INPUT ROWS:
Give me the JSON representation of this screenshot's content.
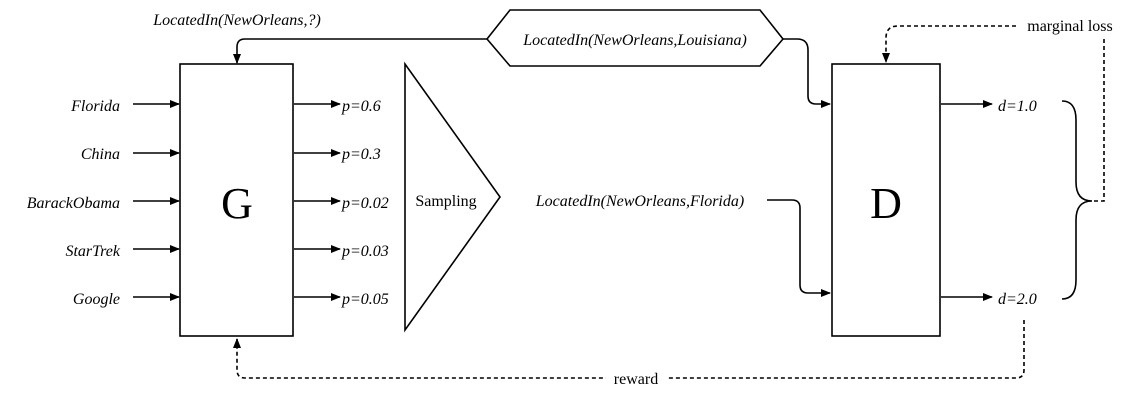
{
  "query": "LocatedIn(NewOrleans,?)",
  "true_triple": "LocatedIn(NewOrleans,Louisiana)",
  "sampled_triple": "LocatedIn(NewOrleans,Florida)",
  "generator": {
    "label": "G",
    "candidates": [
      "Florida",
      "China",
      "BarackObama",
      "StarTrek",
      "Google"
    ],
    "probabilities": [
      "p=0.6",
      "p=0.3",
      "p=0.02",
      "p=0.03",
      "p=0.05"
    ]
  },
  "sampling": {
    "label": "Sampling"
  },
  "discriminator": {
    "label": "D",
    "scores": [
      "d=1.0",
      "d=2.0"
    ]
  },
  "loss_label": "marginal loss",
  "reward_label": "reward"
}
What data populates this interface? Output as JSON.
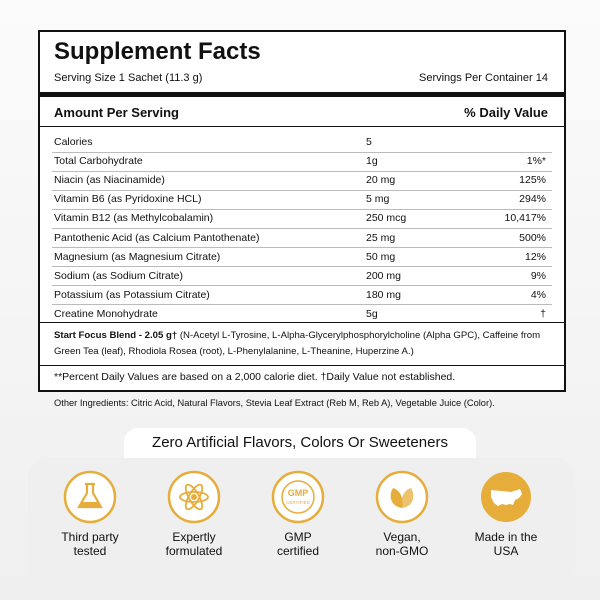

WHAT IS ASKED:
Repeat each record exactly, with the pictures left out.

THE RESULT:
Give me the JSON representation of this screenshot's content.
{
  "query": "LocatedIn(NewOrleans,?)",
  "true_triple": "LocatedIn(NewOrleans,Louisiana)",
  "sampled_triple": "LocatedIn(NewOrleans,Florida)",
  "generator": {
    "label": "G",
    "candidates": [
      "Florida",
      "China",
      "BarackObama",
      "StarTrek",
      "Google"
    ],
    "probabilities": [
      "p=0.6",
      "p=0.3",
      "p=0.02",
      "p=0.03",
      "p=0.05"
    ]
  },
  "sampling": {
    "label": "Sampling"
  },
  "discriminator": {
    "label": "D",
    "scores": [
      "d=1.0",
      "d=2.0"
    ]
  },
  "loss_label": "marginal loss",
  "reward_label": "reward"
}
What data populates this interface? Output as JSON.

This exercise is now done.